[Start RAW RECORDS]

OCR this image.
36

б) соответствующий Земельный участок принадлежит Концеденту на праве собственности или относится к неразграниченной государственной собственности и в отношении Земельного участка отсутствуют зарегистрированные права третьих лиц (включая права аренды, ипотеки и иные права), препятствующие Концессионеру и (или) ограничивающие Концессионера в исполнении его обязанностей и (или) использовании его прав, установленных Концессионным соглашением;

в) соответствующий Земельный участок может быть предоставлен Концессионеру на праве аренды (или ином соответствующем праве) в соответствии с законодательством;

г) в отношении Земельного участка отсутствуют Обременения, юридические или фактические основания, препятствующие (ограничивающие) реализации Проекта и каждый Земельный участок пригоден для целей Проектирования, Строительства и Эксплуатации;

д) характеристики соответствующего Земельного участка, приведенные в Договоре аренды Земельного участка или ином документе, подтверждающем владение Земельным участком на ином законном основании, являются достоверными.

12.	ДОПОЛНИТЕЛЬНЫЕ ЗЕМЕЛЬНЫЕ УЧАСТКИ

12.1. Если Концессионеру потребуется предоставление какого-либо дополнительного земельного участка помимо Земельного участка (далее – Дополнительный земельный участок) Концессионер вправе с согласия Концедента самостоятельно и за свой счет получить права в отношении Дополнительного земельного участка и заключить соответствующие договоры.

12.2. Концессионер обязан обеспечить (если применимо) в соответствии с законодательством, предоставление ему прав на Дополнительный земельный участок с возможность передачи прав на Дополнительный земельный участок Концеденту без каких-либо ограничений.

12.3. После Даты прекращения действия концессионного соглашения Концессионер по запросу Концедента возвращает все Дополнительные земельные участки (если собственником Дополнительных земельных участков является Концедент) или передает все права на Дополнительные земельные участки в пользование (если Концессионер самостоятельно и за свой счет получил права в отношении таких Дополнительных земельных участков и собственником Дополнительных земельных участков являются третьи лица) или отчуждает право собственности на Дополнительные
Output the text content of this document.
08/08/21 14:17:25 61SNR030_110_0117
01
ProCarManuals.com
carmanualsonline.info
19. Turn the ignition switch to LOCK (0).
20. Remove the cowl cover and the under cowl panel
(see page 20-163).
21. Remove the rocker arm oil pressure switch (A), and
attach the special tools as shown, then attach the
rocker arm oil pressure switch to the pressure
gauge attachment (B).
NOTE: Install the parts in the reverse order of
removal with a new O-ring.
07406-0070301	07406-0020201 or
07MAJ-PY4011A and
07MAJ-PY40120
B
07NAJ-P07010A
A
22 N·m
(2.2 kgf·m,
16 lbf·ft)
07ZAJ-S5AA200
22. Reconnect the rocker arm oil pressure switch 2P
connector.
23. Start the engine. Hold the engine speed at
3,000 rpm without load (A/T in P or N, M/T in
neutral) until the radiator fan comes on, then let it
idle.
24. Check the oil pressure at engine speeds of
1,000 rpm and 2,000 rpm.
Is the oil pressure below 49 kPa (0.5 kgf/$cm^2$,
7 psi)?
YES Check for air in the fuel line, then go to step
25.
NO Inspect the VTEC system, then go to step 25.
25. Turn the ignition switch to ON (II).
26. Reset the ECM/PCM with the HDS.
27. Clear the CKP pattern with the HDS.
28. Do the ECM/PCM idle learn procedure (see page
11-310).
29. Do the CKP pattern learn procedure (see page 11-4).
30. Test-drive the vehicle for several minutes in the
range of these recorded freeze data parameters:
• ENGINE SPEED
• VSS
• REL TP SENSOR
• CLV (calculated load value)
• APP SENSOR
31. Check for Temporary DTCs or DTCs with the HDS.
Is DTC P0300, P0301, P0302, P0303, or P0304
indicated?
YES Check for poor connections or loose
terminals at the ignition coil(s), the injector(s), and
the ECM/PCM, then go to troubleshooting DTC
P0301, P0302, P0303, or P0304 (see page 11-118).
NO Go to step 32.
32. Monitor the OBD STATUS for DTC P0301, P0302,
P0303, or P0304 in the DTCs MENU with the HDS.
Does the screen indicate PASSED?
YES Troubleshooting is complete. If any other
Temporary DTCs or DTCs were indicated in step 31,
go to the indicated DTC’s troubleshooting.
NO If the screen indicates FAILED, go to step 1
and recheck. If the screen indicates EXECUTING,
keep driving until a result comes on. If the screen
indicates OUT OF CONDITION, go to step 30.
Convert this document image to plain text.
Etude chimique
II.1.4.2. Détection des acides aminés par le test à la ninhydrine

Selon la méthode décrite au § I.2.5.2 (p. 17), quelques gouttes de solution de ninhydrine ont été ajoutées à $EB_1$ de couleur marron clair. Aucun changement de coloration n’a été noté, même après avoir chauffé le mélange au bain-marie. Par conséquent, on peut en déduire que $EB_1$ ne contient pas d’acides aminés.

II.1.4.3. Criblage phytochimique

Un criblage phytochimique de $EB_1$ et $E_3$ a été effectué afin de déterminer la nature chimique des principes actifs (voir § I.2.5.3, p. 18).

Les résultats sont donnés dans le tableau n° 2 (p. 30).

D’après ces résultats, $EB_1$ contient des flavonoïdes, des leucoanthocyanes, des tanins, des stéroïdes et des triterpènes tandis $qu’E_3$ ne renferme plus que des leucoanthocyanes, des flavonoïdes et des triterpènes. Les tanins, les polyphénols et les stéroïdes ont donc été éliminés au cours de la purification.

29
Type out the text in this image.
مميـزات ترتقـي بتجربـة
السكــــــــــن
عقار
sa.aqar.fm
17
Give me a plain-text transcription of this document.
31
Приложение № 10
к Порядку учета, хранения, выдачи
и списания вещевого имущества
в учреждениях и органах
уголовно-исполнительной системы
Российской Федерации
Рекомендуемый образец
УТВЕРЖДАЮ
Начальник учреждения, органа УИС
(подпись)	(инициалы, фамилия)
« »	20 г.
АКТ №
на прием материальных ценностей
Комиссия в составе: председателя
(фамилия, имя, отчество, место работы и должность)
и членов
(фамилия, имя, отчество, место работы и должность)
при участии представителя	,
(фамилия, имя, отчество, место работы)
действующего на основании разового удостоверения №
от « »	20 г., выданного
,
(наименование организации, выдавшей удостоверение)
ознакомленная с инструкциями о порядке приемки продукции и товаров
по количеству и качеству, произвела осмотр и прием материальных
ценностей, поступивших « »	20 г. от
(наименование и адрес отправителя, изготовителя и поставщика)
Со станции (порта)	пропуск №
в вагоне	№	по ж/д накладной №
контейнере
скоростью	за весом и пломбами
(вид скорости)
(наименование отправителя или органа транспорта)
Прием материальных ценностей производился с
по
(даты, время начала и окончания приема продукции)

[End RAW RECORDS]

Transcribe the records above exactly as they appear.

OCR this image.
36

б) соответствующий Земельный участок принадлежит Концеденту на праве собственности или относится к неразграниченной государственной собственности и в отношении Земельного участка отсутствуют зарегистрированные права третьих лиц (включая права аренды, ипотеки и иные права), препятствующие Концессионеру и (или) ограничивающие Концессионера в исполнении его обязанностей и (или) использовании его прав, установленных Концессионным соглашением;

в) соответствующий Земельный участок может быть предоставлен Концессионеру на праве аренды (или ином соответствующем праве) в соответствии с законодательством;

г) в отношении Земельного участка отсутствуют Обременения, юридические или фактические основания, препятствующие (ограничивающие) реализации Проекта и каждый Земельный участок пригоден для целей Проектирования, Строительства и Эксплуатации;

д) характеристики соответствующего Земельного участка, приведенные в Договоре аренды Земельного участка или ином документе, подтверждающем владение Земельным участком на ином законном основании, являются достоверными.

12.	ДОПОЛНИТЕЛЬНЫЕ ЗЕМЕЛЬНЫЕ УЧАСТКИ

12.1. Если Концессионеру потребуется предоставление какого-либо дополнительного земельного участка помимо Земельного участка (далее – Дополнительный земельный участок) Концессионер вправе с согласия Концедента самостоятельно и за свой счет получить права в отношении Дополнительного земельного участка и заключить соответствующие договоры.

12.2. Концессионер обязан обеспечить (если применимо) в соответствии с законодательством, предоставление ему прав на Дополнительный земельный участок с возможность передачи прав на Дополнительный земельный участок Концеденту без каких-либо ограничений.

12.3. После Даты прекращения действия концессионного соглашения Концессионер по запросу Концедента возвращает все Дополнительные земельные участки (если собственником Дополнительных земельных участков является Концедент) или передает все права на Дополнительные земельные участки в пользование (если Концессионер самостоятельно и за свой счет получил права в отношении таких Дополнительных земельных участков и собственником Дополнительных земельных участков являются третьи лица) или отчуждает право собственности на Дополнительные
Output the text content of this document.
08/08/21 14:17:25 61SNR030_110_0117
01
ProCarManuals.com
carmanualsonline.info
19. Turn the ignition switch to LOCK (0).
20. Remove the cowl cover and the under cowl panel
(see page 20-163).
21. Remove the rocker arm oil pressure switch (A), and
attach the special tools as shown, then attach the
rocker arm oil pressure switch to the pressure
gauge attachment (B).
NOTE: Install the parts in the reverse order of
removal with a new O-ring.
07406-0070301	07406-0020201 or
07MAJ-PY4011A and
07MAJ-PY40120
B
07NAJ-P07010A
A
22 N·m
(2.2 kgf·m,
16 lbf·ft)
07ZAJ-S5AA200
22. Reconnect the rocker arm oil pressure switch 2P
connector.
23. Start the engine. Hold the engine speed at
3,000 rpm without load (A/T in P or N, M/T in
neutral) until the radiator fan comes on, then let it
idle.
24. Check the oil pressure at engine speeds of
1,000 rpm and 2,000 rpm.
Is the oil pressure below 49 kPa (0.5 kgf/$cm^2$,
7 psi)?
YES Check for air in the fuel line, then go to step
25.
NO Inspect the VTEC system, then go to step 25.
25. Turn the ignition switch to ON (II).
26. Reset the ECM/PCM with the HDS.
27. Clear the CKP pattern with the HDS.
28. Do the ECM/PCM idle learn procedure (see page
11-310).
29. Do the CKP pattern learn procedure (see page 11-4).
30. Test-drive the vehicle for several minutes in the
range of these recorded freeze data parameters:
• ENGINE SPEED
• VSS
• REL TP SENSOR
• CLV (calculated load value)
• APP SENSOR
31. Check for Temporary DTCs or DTCs with the HDS.
Is DTC P0300, P0301, P0302, P0303, or P0304
indicated?
YES Check for poor connections or loose
terminals at the ignition coil(s), the injector(s), and
the ECM/PCM, then go to troubleshooting DTC
P0301, P0302, P0303, or P0304 (see page 11-118).
NO Go to step 32.
32. Monitor the OBD STATUS for DTC P0301, P0302,
P0303, or P0304 in the DTCs MENU with the HDS.
Does the screen indicate PASSED?
YES Troubleshooting is complete. If any other
Temporary DTCs or DTCs were indicated in step 31,
go to the indicated DTC’s troubleshooting.
NO If the screen indicates FAILED, go to step 1
and recheck. If the screen indicates EXECUTING,
keep driving until a result comes on. If the screen
indicates OUT OF CONDITION, go to step 30.
Convert this document image to plain text.
Etude chimique
II.1.4.2. Détection des acides aminés par le test à la ninhydrine

Selon la méthode décrite au § I.2.5.2 (p. 17), quelques gouttes de solution de ninhydrine ont été ajoutées à $EB_1$ de couleur marron clair. Aucun changement de coloration n’a été noté, même après avoir chauffé le mélange au bain-marie. Par conséquent, on peut en déduire que $EB_1$ ne contient pas d’acides aminés.

II.1.4.3. Criblage phytochimique

Un criblage phytochimique de $EB_1$ et $E_3$ a été effectué afin de déterminer la nature chimique des principes actifs (voir § I.2.5.3, p. 18).

Les résultats sont donnés dans le tableau n° 2 (p. 30).

D’après ces résultats, $EB_1$ contient des flavonoïdes, des leucoanthocyanes, des tanins, des stéroïdes et des triterpènes tandis $qu’E_3$ ne renferme plus que des leucoanthocyanes, des flavonoïdes et des triterpènes. Les tanins, les polyphénols et les stéroïdes ont donc été éliminés au cours de la purification.

29
Type out the text in this image.
مميـزات ترتقـي بتجربـة
السكــــــــــن
عقار
sa.aqar.fm
17
Give me a plain-text transcription of this document.
31
Приложение № 10
к Порядку учета, хранения, выдачи
и списания вещевого имущества
в учреждениях и органах
уголовно-исполнительной системы
Российской Федерации
Рекомендуемый образец
УТВЕРЖДАЮ
Начальник учреждения, органа УИС
(подпись)	(инициалы, фамилия)
« »	20 г.
АКТ №
на прием материальных ценностей
Комиссия в составе: председателя
(фамилия, имя, отчество, место работы и должность)
и членов
(фамилия, имя, отчество, место работы и должность)
при участии представителя	,
(фамилия, имя, отчество, место работы)
действующего на основании разового удостоверения №
от « »	20 г., выданного
,
(наименование организации, выдавшей удостоверение)
ознакомленная с инструкциями о порядке приемки продукции и товаров
по количеству и качеству, произвела осмотр и прием материальных
ценностей, поступивших « »	20 г. от
(наименование и адрес отправителя, изготовителя и поставщика)
Со станции (порта)	пропуск №
в вагоне	№	по ж/д накладной №
контейнере
скоростью	за весом и пломбами
(вид скорости)
(наименование отправителя или органа транспорта)
Прием материальных ценностей производился с
по
(даты, время начала и окончания приема продукции)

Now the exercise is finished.